- WHAT THE TASK ASKS:
Work out how many lines in the material beneath contain "stay". Give only that number.
§
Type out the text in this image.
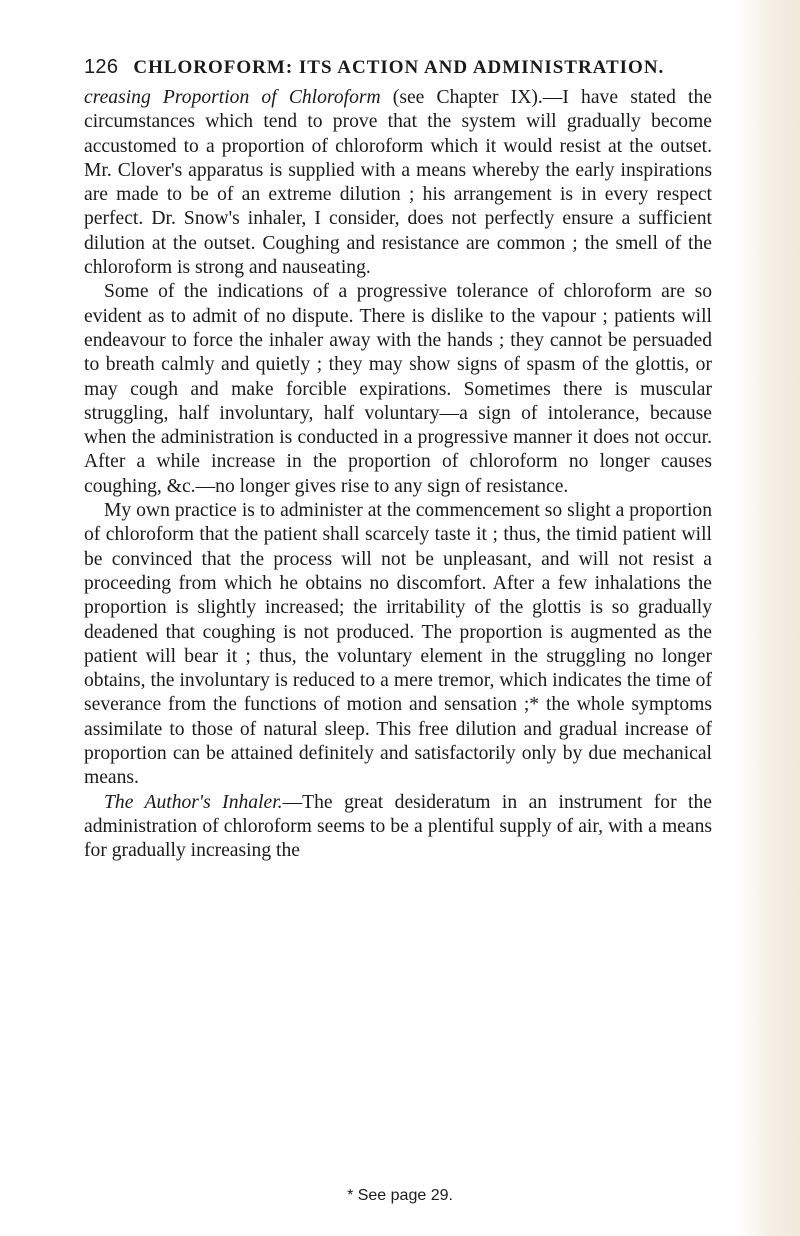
126 CHLOROFORM: ITS ACTION AND ADMINISTRATION.

creasing Proportion of Chloroform (see Chapter IX).—I have stated the circumstances which tend to prove that the system will gradually become accustomed to a proportion of chloroform which it would resist at the outset. Mr. Clover's apparatus is supplied with a means whereby the early inspirations are made to be of an extreme dilution ; his arrangement is in every respect perfect. Dr. Snow's inhaler, I consider, does not perfectly ensure a sufficient dilution at the outset. Coughing and resistance are common ; the smell of the chloroform is strong and nauseating.

Some of the indications of a progressive tolerance of chloroform are so evident as to admit of no dispute. There is dislike to the vapour ; patients will endeavour to force the inhaler away with the hands ; they cannot be persuaded to breath calmly and quietly ; they may show signs of spasm of the glottis, or may cough and make forcible expirations. Sometimes there is muscular struggling, half involuntary, half voluntary—a sign of intolerance, because when the administration is conducted in a progressive manner it does not occur. After a while increase in the proportion of chloroform no longer causes coughing, &c.—no longer gives rise to any sign of resistance.

My own practice is to administer at the commencement so slight a proportion of chloroform that the patient shall scarcely taste it ; thus, the timid patient will be convinced that the process will not be unpleasant, and will not resist a proceeding from which he obtains no discomfort. After a few inhalations the proportion is slightly increased; the irritability of the glottis is so gradually deadened that coughing is not produced. The proportion is augmented as the patient will bear it ; thus, the voluntary element in the struggling no longer obtains, the involuntary is reduced to a mere tremor, which indicates the time of severance from the functions of motion and sensation ;* the whole symptoms assimilate to those of natural sleep. This free dilution and gradual increase of proportion can be attained definitely and satisfactorily only by due mechanical means.

The Author's Inhaler.—The great desideratum in an instrument for the administration of chloroform seems to be a plentiful supply of air, with a means for gradually increasing the

* See page 29.
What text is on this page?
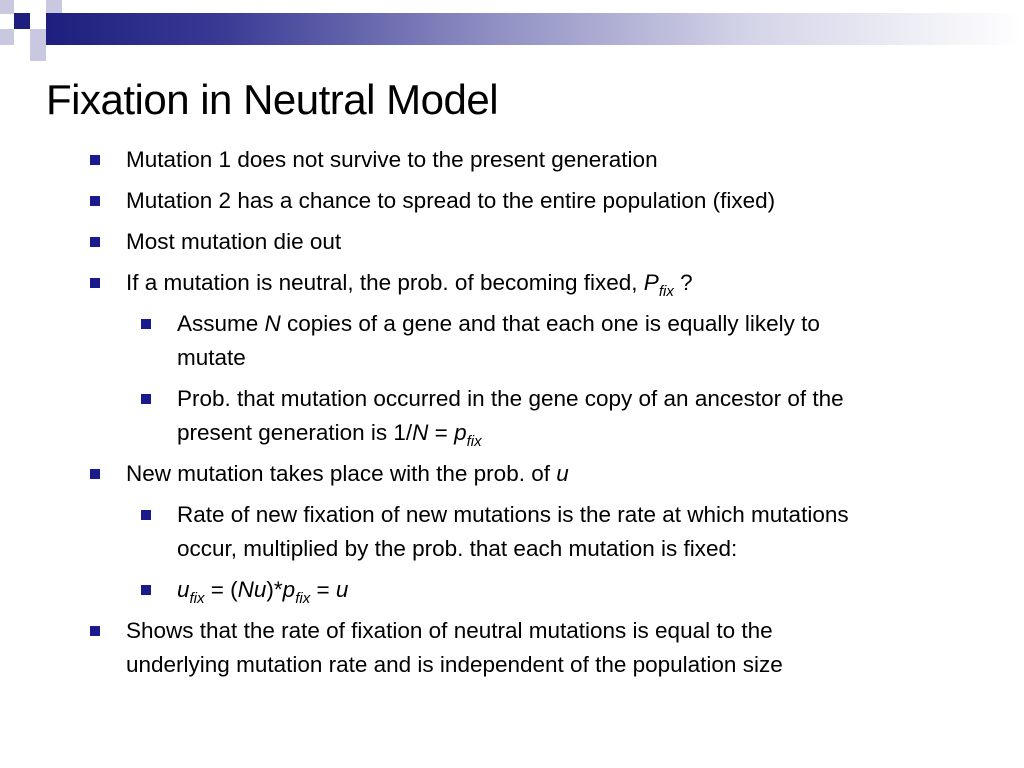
Fixation in Neutral Model
Mutation 1 does not survive to the present generation
Mutation 2 has a chance to spread to the entire population (fixed)
Most mutation die out
If a mutation is neutral, the prob. of becoming fixed, $P_{fix}$ ?
Assume N copies of a gene and that each one is equally likely to
mutate
Prob. that mutation occurred in the gene copy of an ancestor of the
present generation is $1/N = p_{fix}$
New mutation takes place with the prob. of u
Rate of new fixation of new mutations is the rate at which mutations
occur, multiplied by the prob. that each mutation is fixed:
$u_{fix} = (Nu)*p_{fix} = u$
Shows that the rate of fixation of neutral mutations is equal to the
underlying mutation rate and is independent of the population size
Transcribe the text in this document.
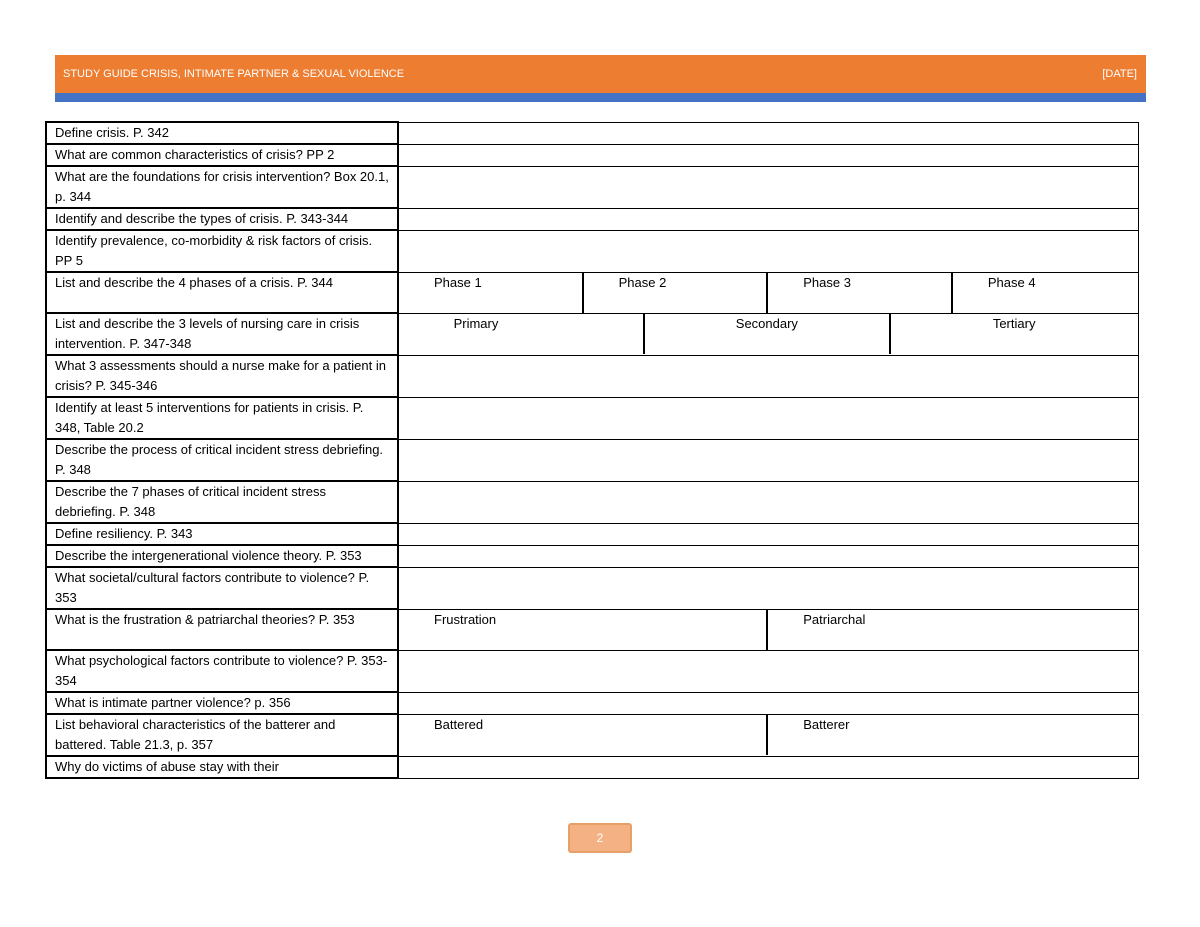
STUDY GUIDE CRISIS, INTIMATE PARTNER & SEXUAL VIOLENCE	[DATE]
Define crisis. P. 342	
What are common characteristics of crisis? PP 2	
What are the foundations for crisis intervention? Box 20.1, p. 344	
Identify and describe the types of crisis. P. 343-344	
Identify prevalence, co-morbidity & risk factors of crisis. PP 5	
List and describe the 4 phases of a crisis. P. 344	Phase 1 Phase 2 Phase 3 Phase 4

List and describe the 3 levels of nursing care in crisis intervention. P. 347-348	Primary Secondary Tertiary

What 3 assessments should a nurse make for a patient in crisis? P. 345-346	
Identify at least 5 interventions for patients in crisis. P. 348, Table 20.2	
Describe the process of critical incident stress debriefing. P. 348	
Describe the 7 phases of critical incident stress debriefing. P. 348	
Define resiliency. P. 343	
Describe the intergenerational violence theory. P. 353	
What societal/cultural factors contribute to violence? P. 353	
What is the frustration & patriarchal theories? P. 353	Frustration Patriarchal

What psychological factors contribute to violence? P. 353-354	
What is intimate partner violence? p. 356	
List behavioral characteristics of the batterer and battered. Table 21.3, p. 357	Battered Batterer

Why do victims of abuse stay with their	
2
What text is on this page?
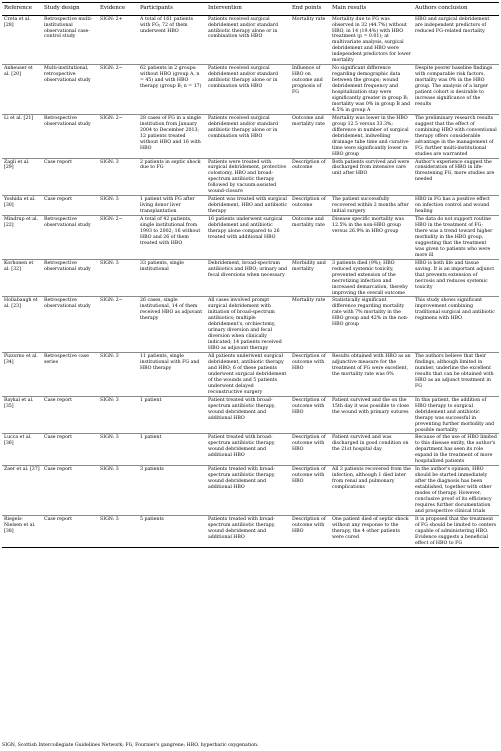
Reference	Study design	Evidence	Participants	Intervention	End points	Main results	Authors conclusion
Creta et al. [28]	Retrospective multi-institutional observational case-control study	SIGN: 2+	A total of 161 patients with FG; 72 of them underwent HBO	Patients received surgical debridement and/or standard antibiotic therapy alone or in combination with HBO	Mortality rate	Mortality due to FG was observed in 32 (44.7%) without HBO, in 14 (19.4%) with HBO treatment (p = 0.01); at multivariate analysis, surgical debridement and HBO were independent predictors for lower mortality	HBO and surgical debridement are independent predictors of reduced FG-related mortality
Anheuser et al. [20]	Multi-institutional, retrospective observational study	SIGN: 2−	62 patients in 2 groups: without HBO (group A, n = 45) and with HBO therapy (group B; n = 17)	Patients received surgical debridement and/or standard antibiotic therapy alone or in combination with HBO	Influence of HBO on outcome and prognosis of FG	No significant difference regarding demographic data between the groups; wound debridement frequency and hospitalization stay were significantly greater in group B; mortality was 0% in group B and 4.5% in group A	Despite poorer baseline findings with comparable risk factors, mortality was 0% in the HBO group. The analysis of a larger patient cohort is desirable to increase significance of the results
Li et al. [21]	Retrospective observational study	SIGN: 2−	28 cases of FG in a single institution from January 2004 to December 2013; 12 patients treated without HBO and 16 with HBO	Patients received surgical debridement and/or standard antibiotic therapy alone or in combination with HBO	Outcome and mortality rate	Mortality was lower in the HBO group 12.5 versus 33.3%; difference in number of surgical debridement, indwelling drainage tube time and curative time were significantly lower in HBO group	The preliminary research results suggest that the effect of combining HBO with conventional therapy offers considerable advantage in the management of FG; further multi-institutional studies are warranted
Zagli et al. [29]	Case report	SIGN: 3	2 patients in septic shock due to FG	Patients were treated with surgical debridement, protective colostomy, HBO and broad-spectrum antibiotic therapy followed by vacuum-assisted wound-closure	Description of outcome	Both patients survived and were discharged from intensive care unit after HBO	Author's experience suggest the consideration of HBO in life-threatening FG, more studies are needed
Yoshida et al. [30]	Case report	SIGN: 3	1 patient with FG after living donor liver transplantation	Patient was treated with surgical debridement, HBO and antibiotic therapy	Description of outcome	The patient successfully recovered within 2 months after initial surgery	HBO in FG has a positive effect on infection control and wound healing
Mindrup et al. [22]	Retrospective observational study	SIGN: 2−	A total of 42 patients, single institutional from 1993 to 2002; 16 without HBO and 26 of them treated with HBO	16 patients underwent surgical debridement and antibiotic therapy alone compared to 26 treated with additional HBO	Outcome and mortality rate	Disease specific mortality was 12.5% in the non-HBO group versus 26.9% in HBO group	The data do not support routine HBO in the treatment of FG; there was a trend toward higher morbidity in the HBO group, suggesting that the treatment was given to patients who were more ill
Korhonen et al. [32]	Retrospective observational study	SIGN: 3	33 patients, single institutional	Debridement, broad-spectrum antibiotics and HBO; urinary and fecal diversions when necessary	Morbidity and mortality	3 patients died (9%); HBO reduced systemic toxicity, prevented extension of the necrotizing infection and increased demarcation, thereby improving the overall outcome	HBO is both life and tissue saving. It is an important adjunct that prevents extension of necrosis and reduces systemic toxicity
Hollabaugh et al. [23]	Retrospective observational study	SIGN: 2−	26 cases, single institutional, 14 of them received HBO as adjuvant therapy	All cases involved prompt surgical debridement with initiation of broad-spectrum antibiotics; multiple debridement's, orchiectomy, urinary diversion and fecal diversion when clinically indicated; 14 patients received HBO as adjuvant therapy	Mortality rate	Statistically significant difference regarding mortality rate with 7% mortality in the HBO group and 42% in the non-HBO group	This study shows significant improvement combining traditional surgical and antibiotic regimens with HBO
Pizzorno et al. [34]	Retrospective case series	SIGN: 3	11 patients, single institutional with FG and HBO therapy	All patients underwent surgical debridement, antibiotic therapy and HBO; 6 of these patients underwent surgical debridement of the wounds and 5 patients underwent delayed reconstructive surgery	Description of outcome with HBO	Results obtained with HBO as an adjunctive measure for the treatment of FG were excellent, the mortality rate was 0%	The authors believe that their findings, although limited in number, underline the excellent results that can be obtained with HBO as an adjunct treatment in FG
Baykal et al. [35]	Case report	SIGN: 3	1 patient	Patient treated with broad-spectrum antibiotic therapy, wound debridement and additional HBO	Description of outcome with HBO	Patient survived and the on the 15th day it was possible to close the wound with primary sutures	In this patient, the addition of HBO therapy to surgical debridement and antibiotic therapy was successful in preventing further morbidity and possible mortality
Lucca et al. [36]	Case report	SIGN: 3	1 patient	Patient treated with broad-spectrum antibiotic therapy, wound debridement and additional HBO	Description of outcome with HBO	Patient survived and was discharged in good condition on the 21st hospital day	Because of the use of HBO limited to this disease entity, the author's department has seen its role expand in the treatment of more hospitalized patients
Zaer et al. [37]	Case report	SIGN: 3	3 patients	Patients treated with broad-spectrum antibiotic therapy, wound debridement and additional HBO	Description of outcome with HBO	All 3 patients recovered from the infection, although 1 died later from renal and pulmonary complications	In the author's opinion, HBO should be started immediately after the diagnosis has been established, together with other modes of therapy. However, conclusive proof of its efficiency requires further documentation and prospective clinical trials
Riegels-Nielsen et al. [38]	Case report	SIGN: 3	5 patients	Patients treated with broad-spectrum antibiotic therapy, wound debridement and additional HBO	Description of outcome with HBO	One patient died of septic shock without any response to the therapy, the 4 other patients were cured	It is proposed that the treatment of FG should be limited to centers capable of administering HBO. Evidence suggests a beneficial effect of HBO to FG
SIGN, Scottish Intercollegiate Guidelines Network; FG, Fournier's gangrene; HBO, hyperbaric oxygenation.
§
- SOLUTION TO THIS TASK:
2